Exercise ▸ All lines featuring the string "Declining" are to be listed.

Records from a collection of figures
·····
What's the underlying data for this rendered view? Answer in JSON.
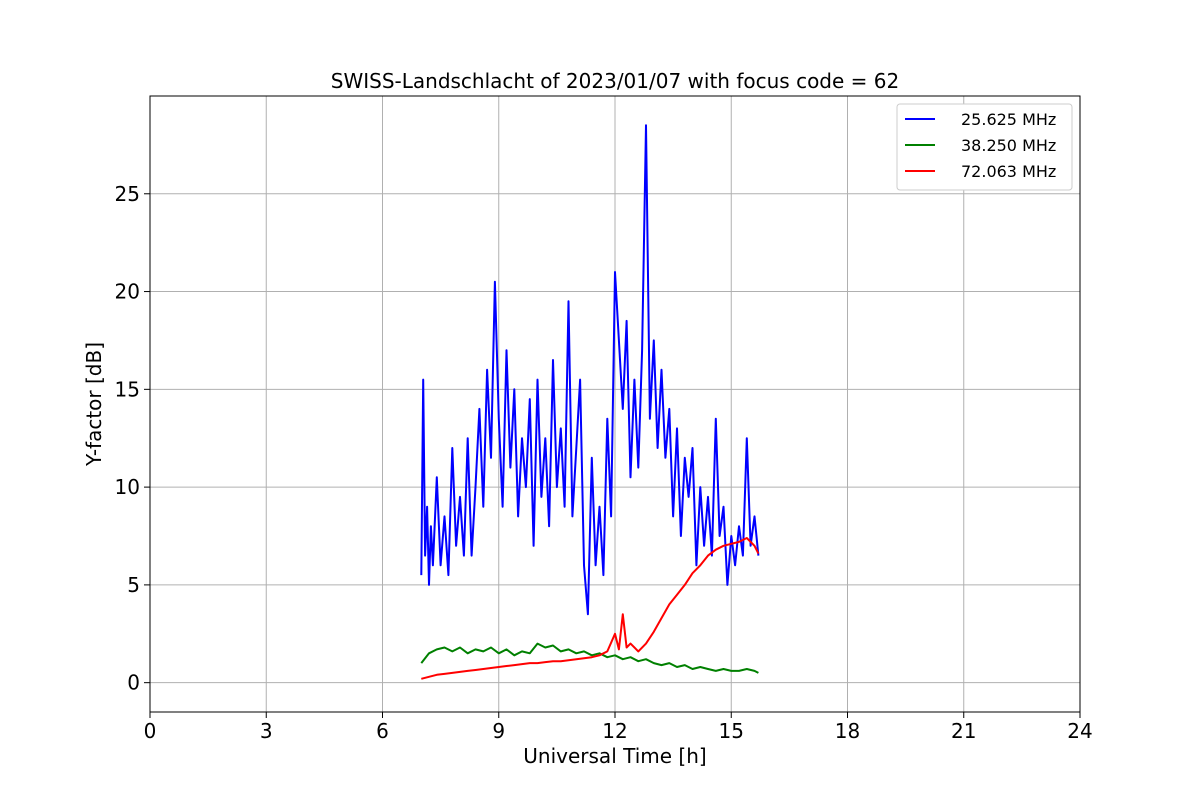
{
  "chart_data": {
    "type": "line",
    "title": "SWISS-Landschlacht of 2023/01/07 with focus code = 62",
    "xlabel": "Universal Time [h]",
    "ylabel": "Y-factor [dB]",
    "xlim": [
      0,
      24
    ],
    "ylim": [
      -1.5,
      30
    ],
    "xticks": [
      0,
      3,
      6,
      9,
      12,
      15,
      18,
      21,
      24
    ],
    "yticks": [
      0,
      5,
      10,
      15,
      20,
      25
    ],
    "grid": true,
    "legend_position": "top-right",
    "series": [
      {
        "name": "25.625 MHz",
        "color": "#0000ff",
        "x": [
          7.0,
          7.05,
          7.1,
          7.15,
          7.2,
          7.25,
          7.3,
          7.4,
          7.5,
          7.6,
          7.7,
          7.8,
          7.9,
          8.0,
          8.1,
          8.2,
          8.3,
          8.4,
          8.5,
          8.6,
          8.7,
          8.8,
          8.9,
          9.0,
          9.1,
          9.2,
          9.3,
          9.4,
          9.5,
          9.6,
          9.7,
          9.8,
          9.9,
          10.0,
          10.1,
          10.2,
          10.3,
          10.4,
          10.5,
          10.6,
          10.7,
          10.8,
          10.9,
          11.0,
          11.1,
          11.2,
          11.3,
          11.4,
          11.5,
          11.6,
          11.7,
          11.8,
          11.9,
          12.0,
          12.1,
          12.2,
          12.3,
          12.4,
          12.5,
          12.6,
          12.7,
          12.8,
          12.9,
          13.0,
          13.1,
          13.2,
          13.3,
          13.4,
          13.5,
          13.6,
          13.7,
          13.8,
          13.9,
          14.0,
          14.1,
          14.2,
          14.3,
          14.4,
          14.5,
          14.6,
          14.7,
          14.8,
          14.9,
          15.0,
          15.1,
          15.2,
          15.3,
          15.4,
          15.5,
          15.6,
          15.7
        ],
        "y": [
          5.5,
          15.5,
          6.5,
          9.0,
          5.0,
          8.0,
          6.0,
          10.5,
          6.0,
          8.5,
          5.5,
          12.0,
          7.0,
          9.5,
          6.5,
          12.5,
          6.5,
          10.0,
          14.0,
          9.0,
          16.0,
          11.5,
          20.5,
          13.5,
          9.0,
          17.0,
          11.0,
          15.0,
          8.5,
          12.5,
          10.0,
          14.5,
          7.0,
          15.5,
          9.5,
          12.5,
          8.0,
          16.5,
          10.0,
          13.0,
          9.0,
          19.5,
          8.5,
          12.0,
          15.5,
          6.0,
          3.5,
          11.5,
          6.0,
          9.0,
          5.5,
          13.5,
          8.5,
          21.0,
          17.5,
          14.0,
          18.5,
          10.5,
          15.5,
          11.0,
          17.0,
          28.5,
          13.5,
          17.5,
          12.0,
          16.0,
          11.5,
          14.0,
          8.5,
          13.0,
          7.5,
          11.5,
          9.5,
          12.0,
          6.0,
          10.0,
          7.0,
          9.5,
          6.5,
          13.5,
          7.5,
          9.0,
          5.0,
          7.5,
          6.0,
          8.0,
          6.5,
          12.5,
          7.0,
          8.5,
          6.5
        ]
      },
      {
        "name": "38.250 MHz",
        "color": "#008000",
        "x": [
          7.0,
          7.2,
          7.4,
          7.6,
          7.8,
          8.0,
          8.2,
          8.4,
          8.6,
          8.8,
          9.0,
          9.2,
          9.4,
          9.6,
          9.8,
          10.0,
          10.2,
          10.4,
          10.6,
          10.8,
          11.0,
          11.2,
          11.4,
          11.6,
          11.8,
          12.0,
          12.2,
          12.4,
          12.6,
          12.8,
          13.0,
          13.2,
          13.4,
          13.6,
          13.8,
          14.0,
          14.2,
          14.4,
          14.6,
          14.8,
          15.0,
          15.2,
          15.4,
          15.6,
          15.7
        ],
        "y": [
          1.0,
          1.5,
          1.7,
          1.8,
          1.6,
          1.8,
          1.5,
          1.7,
          1.6,
          1.8,
          1.5,
          1.7,
          1.4,
          1.6,
          1.5,
          2.0,
          1.8,
          1.9,
          1.6,
          1.7,
          1.5,
          1.6,
          1.4,
          1.5,
          1.3,
          1.4,
          1.2,
          1.3,
          1.1,
          1.2,
          1.0,
          0.9,
          1.0,
          0.8,
          0.9,
          0.7,
          0.8,
          0.7,
          0.6,
          0.7,
          0.6,
          0.6,
          0.7,
          0.6,
          0.5
        ]
      },
      {
        "name": "72.063 MHz",
        "color": "#ff0000",
        "x": [
          7.0,
          7.2,
          7.4,
          7.6,
          7.8,
          8.0,
          8.2,
          8.4,
          8.6,
          8.8,
          9.0,
          9.2,
          9.4,
          9.6,
          9.8,
          10.0,
          10.2,
          10.4,
          10.6,
          10.8,
          11.0,
          11.2,
          11.4,
          11.6,
          11.8,
          12.0,
          12.1,
          12.2,
          12.3,
          12.4,
          12.6,
          12.8,
          13.0,
          13.2,
          13.4,
          13.6,
          13.8,
          14.0,
          14.2,
          14.4,
          14.6,
          14.8,
          15.0,
          15.2,
          15.4,
          15.6,
          15.7
        ],
        "y": [
          0.2,
          0.3,
          0.4,
          0.45,
          0.5,
          0.55,
          0.6,
          0.65,
          0.7,
          0.75,
          0.8,
          0.85,
          0.9,
          0.95,
          1.0,
          1.0,
          1.05,
          1.1,
          1.1,
          1.15,
          1.2,
          1.25,
          1.3,
          1.4,
          1.6,
          2.5,
          1.7,
          3.5,
          1.8,
          2.0,
          1.6,
          2.0,
          2.6,
          3.3,
          4.0,
          4.5,
          5.0,
          5.6,
          6.0,
          6.5,
          6.8,
          7.0,
          7.1,
          7.2,
          7.4,
          7.0,
          6.6
        ]
      }
    ]
  }
}
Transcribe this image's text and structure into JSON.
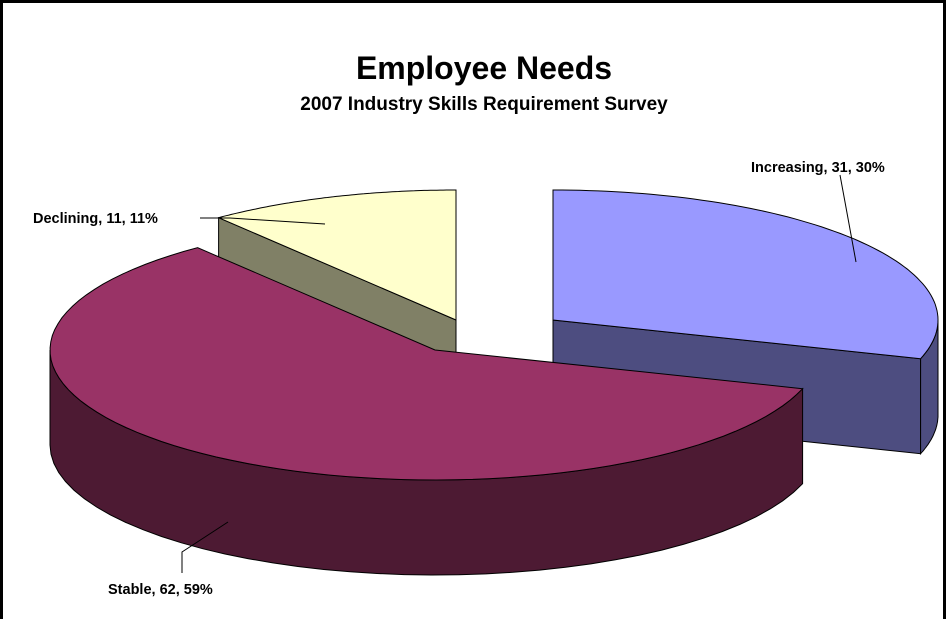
{
  "chart_data": {
    "type": "pie",
    "style": "3d-exploded",
    "title": "Employee Needs",
    "subtitle": "2007 Industry Skills Requirement Survey",
    "slices": [
      {
        "name": "Increasing",
        "value": 31,
        "percent": 30,
        "label": "Increasing, 31, 30%",
        "top_color": "#9999FF",
        "side_color": "#4D4D80"
      },
      {
        "name": "Stable",
        "value": 62,
        "percent": 59,
        "label": "Stable, 62, 59%",
        "top_color": "#993366",
        "side_color": "#4D1A33"
      },
      {
        "name": "Declining",
        "value": 11,
        "percent": 11,
        "label": "Declining, 11, 11%",
        "top_color": "#FFFFCC",
        "side_color": "#808066"
      }
    ]
  }
}
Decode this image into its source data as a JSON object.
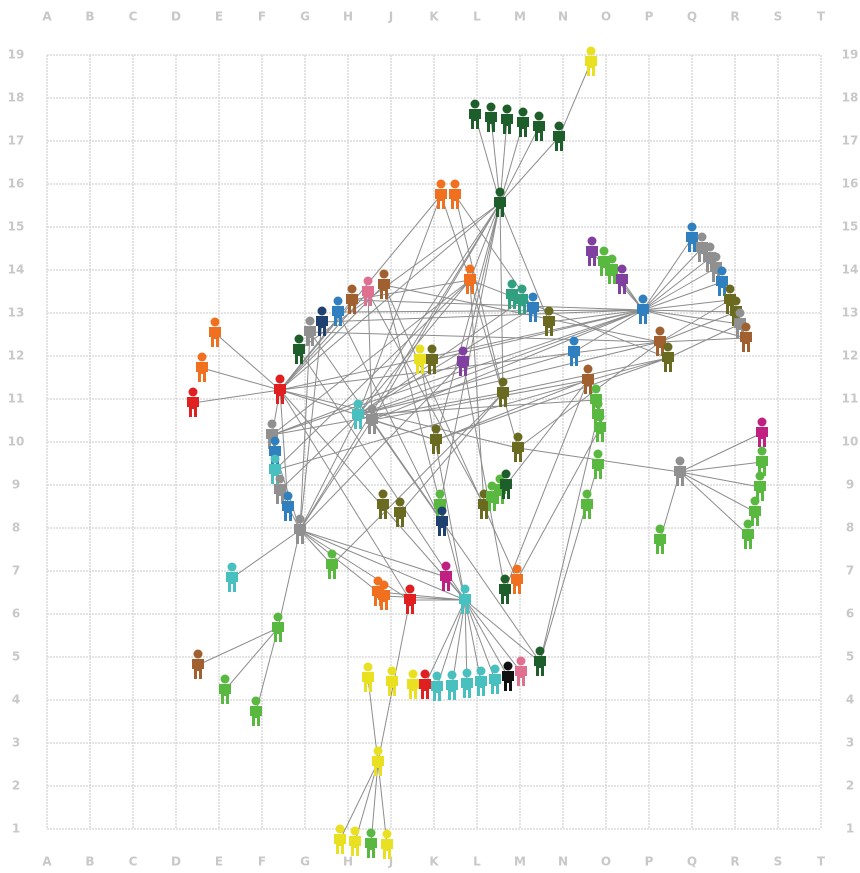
{
  "columns": [
    "A",
    "B",
    "C",
    "D",
    "E",
    "F",
    "G",
    "H",
    "J",
    "K",
    "L",
    "M",
    "N",
    "O",
    "P",
    "Q",
    "R",
    "S",
    "T"
  ],
  "rows": [
    "19",
    "18",
    "17",
    "16",
    "15",
    "14",
    "13",
    "12",
    "11",
    "10",
    "9",
    "8",
    "7",
    "6",
    "5",
    "4",
    "3",
    "2",
    "1"
  ]
}
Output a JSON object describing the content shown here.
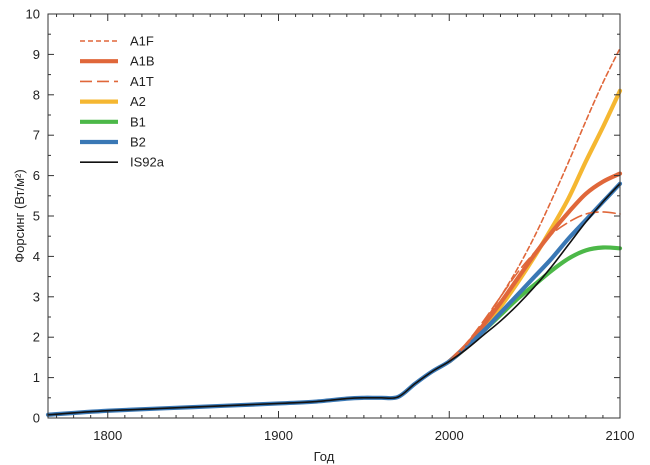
{
  "chart_data": {
    "type": "line",
    "title": "",
    "xlabel": "Год",
    "ylabel": "Форсинг (Вт/м²)",
    "xlim": [
      1765,
      2100
    ],
    "ylim": [
      0,
      10
    ],
    "xticks": [
      1800,
      1900,
      2000,
      2100
    ],
    "yticks": [
      0,
      1,
      2,
      3,
      4,
      5,
      6,
      7,
      8,
      9,
      10
    ],
    "grid": false,
    "legend_position": "top-left",
    "series": [
      {
        "name": "A1F",
        "color": "#e0673a",
        "style": "dashed-fine",
        "x": [
          2000,
          2010,
          2020,
          2030,
          2040,
          2050,
          2060,
          2070,
          2080,
          2090,
          2100
        ],
        "y": [
          1.4,
          1.8,
          2.35,
          3.0,
          3.7,
          4.5,
          5.4,
          6.35,
          7.35,
          8.3,
          9.15
        ]
      },
      {
        "name": "A1B",
        "color": "#e0673a",
        "style": "solid-thick",
        "x": [
          2000,
          2010,
          2020,
          2030,
          2040,
          2050,
          2060,
          2070,
          2080,
          2090,
          2100
        ],
        "y": [
          1.4,
          1.8,
          2.3,
          2.85,
          3.45,
          4.05,
          4.6,
          5.1,
          5.55,
          5.85,
          6.05
        ]
      },
      {
        "name": "A1T",
        "color": "#e0673a",
        "style": "dashed-long",
        "x": [
          2000,
          2010,
          2020,
          2030,
          2040,
          2050,
          2060,
          2070,
          2080,
          2090,
          2100
        ],
        "y": [
          1.4,
          1.85,
          2.4,
          3.0,
          3.6,
          4.1,
          4.55,
          4.85,
          5.05,
          5.1,
          5.05
        ]
      },
      {
        "name": "A2",
        "color": "#f5b731",
        "style": "solid-thick",
        "x": [
          2000,
          2010,
          2020,
          2030,
          2040,
          2050,
          2060,
          2070,
          2080,
          2090,
          2100
        ],
        "y": [
          1.4,
          1.75,
          2.2,
          2.75,
          3.35,
          4.0,
          4.7,
          5.45,
          6.35,
          7.2,
          8.1
        ]
      },
      {
        "name": "B1",
        "color": "#4cb848",
        "style": "solid-thick",
        "x": [
          2000,
          2010,
          2020,
          2030,
          2040,
          2050,
          2060,
          2070,
          2080,
          2090,
          2100
        ],
        "y": [
          1.4,
          1.75,
          2.15,
          2.55,
          2.95,
          3.3,
          3.65,
          3.95,
          4.15,
          4.22,
          4.2
        ]
      },
      {
        "name": "B2",
        "color": "#3a78b5",
        "style": "solid-thick",
        "x": [
          1765,
          1800,
          1850,
          1900,
          1920,
          1940,
          1950,
          1960,
          1970,
          1980,
          1990,
          2000,
          2010,
          2020,
          2030,
          2040,
          2050,
          2060,
          2070,
          2080,
          2090,
          2100
        ],
        "y": [
          0.08,
          0.18,
          0.27,
          0.36,
          0.4,
          0.48,
          0.5,
          0.5,
          0.52,
          0.85,
          1.15,
          1.4,
          1.75,
          2.15,
          2.6,
          3.05,
          3.5,
          3.95,
          4.45,
          4.9,
          5.35,
          5.8
        ]
      },
      {
        "name": "IS92a",
        "color": "#111111",
        "style": "solid-thin",
        "x": [
          1765,
          1800,
          1850,
          1900,
          1920,
          1940,
          1950,
          1960,
          1970,
          1980,
          1990,
          2000,
          2010,
          2020,
          2030,
          2040,
          2050,
          2060,
          2070,
          2080,
          2090,
          2100
        ],
        "y": [
          0.08,
          0.18,
          0.27,
          0.36,
          0.4,
          0.48,
          0.5,
          0.5,
          0.52,
          0.85,
          1.15,
          1.4,
          1.7,
          2.05,
          2.4,
          2.8,
          3.25,
          3.75,
          4.3,
          4.85,
          5.35,
          5.8
        ]
      }
    ]
  }
}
·····
Response to the task ▸
        "name": "Declining",
        "label": "Declining, 11, 11%",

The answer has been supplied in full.